[Directions]: Write the next part of the article about OKF and llms.txt, picking up right after its last line.

[Reading text]:
★ ★ ★ ★ ★
OKF vs. What We Were Already Doing
We already had Yoast SEO handling JSON-LD structured data on individual pages. OKF is complementary, not a replacement.
| JSON-LD / Schema.org | OKF | |
|---|---|---|
| Purpose | Tells AI what each page is | Tells AI how content connects |
| Scope | Per-page | Whole site |
| Format | Embedded in HTML | Standalone .md files |
| Cross-links | No | Yes — knowledge graph |
| Agent navigation | No | Yes |
JSON-LD answers: “What is this article about?” OKF answers: “How does this article relate to everything else we publish?”
Both matter. We now have both.
What AI Agents See Now
When an AI agent visits our site and discovers the OKF bundle, here’s what it gets from the master index:
# Universal Commerce Protocol
The definitive resource on Google's open standard for agentic commerce —
developer guides, implementation resources, and breaking news for builders
working with UCP.
This OKF knowledge bundle contains structured knowledge extracted from
698 articles and 8 pages.
## Categories
- Strategy & Business Impact — 201 articles
- Agentic Commerce — 188 articles
- Protocol & Technical Architecture — 149 articles
- Merchant Integration — 119 articles
- Developer Guides — 94 articles
...
From there it can follow links into any category or article, traverse cross-links between related content, and build an accurate picture of our knowledge base — without guessing, without misattributing, without hallucinating details.
What Is llms.txt — And Why We Added It
Alongside Google OKF, we also implemented llms.txt — a growing standard for AI discoverability that works hand-in-hand with OKF. Think of it as robots.txt but written for AI agents instead of search engine crawlers.
We added theuniversalcommerceprotocol.com/llms.txt — a simple plain text file that functions as a first-impression brief for any AI system that visits our site. When ChatGPT, Perplexity, Claude, or Gemini crawls our domain, this is what it reads first:
# Universal Commerce Protocol
# https://theuniversalcommerceprotocol.com
> The definitive resource on Google's open standard for agentic commerce.
★ ★ ★ ★ ★
[Collected data entries]
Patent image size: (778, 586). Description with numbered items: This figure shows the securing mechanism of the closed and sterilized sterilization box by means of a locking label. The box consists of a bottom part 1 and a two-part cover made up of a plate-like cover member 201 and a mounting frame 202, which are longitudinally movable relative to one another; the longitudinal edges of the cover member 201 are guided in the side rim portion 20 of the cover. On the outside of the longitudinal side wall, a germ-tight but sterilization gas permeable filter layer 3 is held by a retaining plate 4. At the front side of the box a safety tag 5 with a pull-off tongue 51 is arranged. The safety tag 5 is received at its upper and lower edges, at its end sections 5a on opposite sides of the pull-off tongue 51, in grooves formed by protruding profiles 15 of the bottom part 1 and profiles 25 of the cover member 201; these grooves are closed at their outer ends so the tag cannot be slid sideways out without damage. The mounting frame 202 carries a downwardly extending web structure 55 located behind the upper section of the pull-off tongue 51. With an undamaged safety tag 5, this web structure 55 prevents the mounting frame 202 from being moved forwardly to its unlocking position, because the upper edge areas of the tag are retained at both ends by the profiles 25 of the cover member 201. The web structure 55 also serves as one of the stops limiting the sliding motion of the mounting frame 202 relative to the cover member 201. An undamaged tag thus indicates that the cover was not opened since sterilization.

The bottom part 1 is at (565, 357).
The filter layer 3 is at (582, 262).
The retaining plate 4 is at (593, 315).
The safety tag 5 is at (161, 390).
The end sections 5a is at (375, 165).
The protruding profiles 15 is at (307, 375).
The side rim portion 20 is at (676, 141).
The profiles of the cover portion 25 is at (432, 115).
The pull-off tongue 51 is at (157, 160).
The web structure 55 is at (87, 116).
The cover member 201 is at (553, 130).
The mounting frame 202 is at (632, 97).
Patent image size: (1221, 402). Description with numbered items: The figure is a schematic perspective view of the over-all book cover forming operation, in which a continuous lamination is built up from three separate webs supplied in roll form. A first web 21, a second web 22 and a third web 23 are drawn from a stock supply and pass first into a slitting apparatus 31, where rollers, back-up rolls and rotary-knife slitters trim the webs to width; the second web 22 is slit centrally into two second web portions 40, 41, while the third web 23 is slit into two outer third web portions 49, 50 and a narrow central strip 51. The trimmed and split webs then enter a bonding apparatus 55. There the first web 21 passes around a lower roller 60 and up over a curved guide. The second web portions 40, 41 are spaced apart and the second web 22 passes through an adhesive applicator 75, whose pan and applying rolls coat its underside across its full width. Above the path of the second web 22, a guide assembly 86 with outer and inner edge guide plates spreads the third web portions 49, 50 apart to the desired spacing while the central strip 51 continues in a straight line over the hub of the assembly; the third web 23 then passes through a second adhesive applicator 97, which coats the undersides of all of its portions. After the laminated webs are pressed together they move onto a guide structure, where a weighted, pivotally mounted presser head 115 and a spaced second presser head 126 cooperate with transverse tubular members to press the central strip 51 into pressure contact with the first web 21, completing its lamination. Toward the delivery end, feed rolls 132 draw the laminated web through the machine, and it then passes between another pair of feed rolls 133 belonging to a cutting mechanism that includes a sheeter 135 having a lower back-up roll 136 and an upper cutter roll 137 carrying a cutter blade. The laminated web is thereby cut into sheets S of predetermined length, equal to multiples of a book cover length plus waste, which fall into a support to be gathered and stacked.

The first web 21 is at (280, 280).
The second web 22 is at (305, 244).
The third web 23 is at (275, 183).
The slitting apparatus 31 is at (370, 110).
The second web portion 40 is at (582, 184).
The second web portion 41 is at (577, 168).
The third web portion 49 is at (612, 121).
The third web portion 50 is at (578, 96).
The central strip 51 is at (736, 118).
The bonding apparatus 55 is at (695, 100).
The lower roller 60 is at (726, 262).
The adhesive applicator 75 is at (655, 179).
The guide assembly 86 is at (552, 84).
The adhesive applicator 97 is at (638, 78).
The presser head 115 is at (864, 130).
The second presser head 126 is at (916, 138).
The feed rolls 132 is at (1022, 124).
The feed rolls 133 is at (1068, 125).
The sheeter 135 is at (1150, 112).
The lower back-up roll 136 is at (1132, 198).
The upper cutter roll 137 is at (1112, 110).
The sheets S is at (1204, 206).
★ ★ ★ ★ ★
[Task result]:
## Key Resources
- OKF Knowledge Bundle: /okf/index.md
- All Articles: /okf/posts/index.md
- Categories: /okf/categories/index.md
- Sitemap: /sitemap.xml
It’s a small file with a disproportionate impact. llms.txt frames how AI systems understand our site before they read a single article, and it points them directly to our Google OKF bundle so they can explore the full knowledge graph from there.
OKF + llms.txt together is the complete package: llms.txt is the door, OKF is the library inside.
Why This Matters for UCP Specifically
The Universal Commerce Protocol is about the infrastructure for AI-native commerce. Our readers are the builders, developers, and strategists working on agentic systems — the same people building the AI tools that will consume structured knowledge like OKF.
Being an early adopter of OKF isn’t just a technical improvement for us. It’s a signal about what we believe the future of the web looks like: structured, agent-readable, and built for a world where AI is the primary interface between content and people.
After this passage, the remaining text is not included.